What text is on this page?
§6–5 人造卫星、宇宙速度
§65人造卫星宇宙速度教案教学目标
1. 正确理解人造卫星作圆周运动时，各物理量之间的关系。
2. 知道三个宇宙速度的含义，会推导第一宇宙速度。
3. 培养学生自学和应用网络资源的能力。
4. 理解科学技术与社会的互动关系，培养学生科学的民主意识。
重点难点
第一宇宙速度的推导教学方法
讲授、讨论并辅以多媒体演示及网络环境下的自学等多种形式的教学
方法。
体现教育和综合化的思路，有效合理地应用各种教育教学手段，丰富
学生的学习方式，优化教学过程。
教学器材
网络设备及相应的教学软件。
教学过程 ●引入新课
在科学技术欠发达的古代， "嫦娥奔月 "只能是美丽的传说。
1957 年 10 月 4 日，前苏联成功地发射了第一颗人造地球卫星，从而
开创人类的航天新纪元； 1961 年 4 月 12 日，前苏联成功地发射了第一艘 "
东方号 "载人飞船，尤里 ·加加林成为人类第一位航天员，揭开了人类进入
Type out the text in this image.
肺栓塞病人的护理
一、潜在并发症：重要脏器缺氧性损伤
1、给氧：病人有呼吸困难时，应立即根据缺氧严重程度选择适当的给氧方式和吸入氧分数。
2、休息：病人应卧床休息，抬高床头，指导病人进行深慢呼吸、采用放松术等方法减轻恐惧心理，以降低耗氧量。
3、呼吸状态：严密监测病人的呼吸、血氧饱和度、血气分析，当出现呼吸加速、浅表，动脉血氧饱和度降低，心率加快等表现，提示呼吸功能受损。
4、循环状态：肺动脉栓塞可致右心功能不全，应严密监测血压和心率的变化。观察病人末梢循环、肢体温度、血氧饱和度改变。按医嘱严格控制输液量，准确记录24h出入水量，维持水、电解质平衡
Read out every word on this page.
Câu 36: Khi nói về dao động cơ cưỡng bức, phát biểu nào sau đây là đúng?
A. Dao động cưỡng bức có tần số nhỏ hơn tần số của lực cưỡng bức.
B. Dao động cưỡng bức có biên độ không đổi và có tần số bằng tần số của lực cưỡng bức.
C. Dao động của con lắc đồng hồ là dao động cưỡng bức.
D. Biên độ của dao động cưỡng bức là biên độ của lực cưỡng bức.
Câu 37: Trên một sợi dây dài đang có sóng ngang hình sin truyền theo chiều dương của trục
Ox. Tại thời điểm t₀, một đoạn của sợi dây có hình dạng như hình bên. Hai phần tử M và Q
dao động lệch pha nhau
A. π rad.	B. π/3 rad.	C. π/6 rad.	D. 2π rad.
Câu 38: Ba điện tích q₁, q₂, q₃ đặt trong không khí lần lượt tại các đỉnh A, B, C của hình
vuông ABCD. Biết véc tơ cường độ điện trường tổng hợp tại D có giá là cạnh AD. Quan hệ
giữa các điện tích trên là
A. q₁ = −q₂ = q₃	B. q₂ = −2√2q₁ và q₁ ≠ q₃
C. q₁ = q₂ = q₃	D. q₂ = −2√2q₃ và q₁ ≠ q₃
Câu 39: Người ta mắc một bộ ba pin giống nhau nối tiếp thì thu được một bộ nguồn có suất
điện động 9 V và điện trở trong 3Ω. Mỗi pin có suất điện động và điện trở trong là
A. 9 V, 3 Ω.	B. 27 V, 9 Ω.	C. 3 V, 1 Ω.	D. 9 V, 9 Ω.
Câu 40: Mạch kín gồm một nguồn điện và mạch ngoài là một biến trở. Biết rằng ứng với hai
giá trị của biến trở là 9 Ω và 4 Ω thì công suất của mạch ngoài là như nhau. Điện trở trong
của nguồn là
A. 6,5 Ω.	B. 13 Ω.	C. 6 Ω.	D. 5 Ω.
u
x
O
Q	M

■ **GIVEN TASK**
All of the data needs to be printed once more, exactly.

■ **SOLUTION FOR THIS PROBLEM**
What text is on this page?
§6–5 人造卫星、宇宙速度
§65人造卫星宇宙速度教案教学目标
1. 正确理解人造卫星作圆周运动时，各物理量之间的关系。
2. 知道三个宇宙速度的含义，会推导第一宇宙速度。
3. 培养学生自学和应用网络资源的能力。
4. 理解科学技术与社会的互动关系，培养学生科学的民主意识。
重点难点
第一宇宙速度的推导教学方法
讲授、讨论并辅以多媒体演示及网络环境下的自学等多种形式的教学
方法。
体现教育和综合化的思路，有效合理地应用各种教育教学手段，丰富
学生的学习方式，优化教学过程。
教学器材
网络设备及相应的教学软件。
教学过程 ●引入新课
在科学技术欠发达的古代， "嫦娥奔月 "只能是美丽的传说。
1957 年 10 月 4 日，前苏联成功地发射了第一颗人造地球卫星，从而
开创人类的航天新纪元； 1961 年 4 月 12 日，前苏联成功地发射了第一艘 "
东方号 "载人飞船，尤里 ·加加林成为人类第一位航天员，揭开了人类进入
Type out the text in this image.
肺栓塞病人的护理
一、潜在并发症：重要脏器缺氧性损伤
1、给氧：病人有呼吸困难时，应立即根据缺氧严重程度选择适当的给氧方式和吸入氧分数。
2、休息：病人应卧床休息，抬高床头，指导病人进行深慢呼吸、采用放松术等方法减轻恐惧心理，以降低耗氧量。
3、呼吸状态：严密监测病人的呼吸、血氧饱和度、血气分析，当出现呼吸加速、浅表，动脉血氧饱和度降低，心率加快等表现，提示呼吸功能受损。
4、循环状态：肺动脉栓塞可致右心功能不全，应严密监测血压和心率的变化。观察病人末梢循环、肢体温度、血氧饱和度改变。按医嘱严格控制输液量，准确记录24h出入水量，维持水、电解质平衡
Read out every word on this page.
Câu 36: Khi nói về dao động cơ cưỡng bức, phát biểu nào sau đây là đúng?
A. Dao động cưỡng bức có tần số nhỏ hơn tần số của lực cưỡng bức.
B. Dao động cưỡng bức có biên độ không đổi và có tần số bằng tần số của lực cưỡng bức.
C. Dao động của con lắc đồng hồ là dao động cưỡng bức.
D. Biên độ của dao động cưỡng bức là biên độ của lực cưỡng bức.
Câu 37: Trên một sợi dây dài đang có sóng ngang hình sin truyền theo chiều dương của trục
Ox. Tại thời điểm t₀, một đoạn của sợi dây có hình dạng như hình bên. Hai phần tử M và Q
dao động lệch pha nhau
A. π rad.	B. π/3 rad.	C. π/6 rad.	D. 2π rad.
Câu 38: Ba điện tích q₁, q₂, q₃ đặt trong không khí lần lượt tại các đỉnh A, B, C của hình
vuông ABCD. Biết véc tơ cường độ điện trường tổng hợp tại D có giá là cạnh AD. Quan hệ
giữa các điện tích trên là
A. q₁ = −q₂ = q₃	B. q₂ = −2√2q₁ và q₁ ≠ q₃
C. q₁ = q₂ = q₃	D. q₂ = −2√2q₃ và q₁ ≠ q₃
Câu 39: Người ta mắc một bộ ba pin giống nhau nối tiếp thì thu được một bộ nguồn có suất
điện động 9 V và điện trở trong 3Ω. Mỗi pin có suất điện động và điện trở trong là
A. 9 V, 3 Ω.	B. 27 V, 9 Ω.	C. 3 V, 1 Ω.	D. 9 V, 9 Ω.
Câu 40: Mạch kín gồm một nguồn điện và mạch ngoài là một biến trở. Biết rằng ứng với hai
giá trị của biến trở là 9 Ω và 4 Ω thì công suất của mạch ngoài là như nhau. Điện trở trong
của nguồn là
A. 6,5 Ω.	B. 13 Ω.	C. 6 Ω.	D. 5 Ω.
u
x
O
Q	M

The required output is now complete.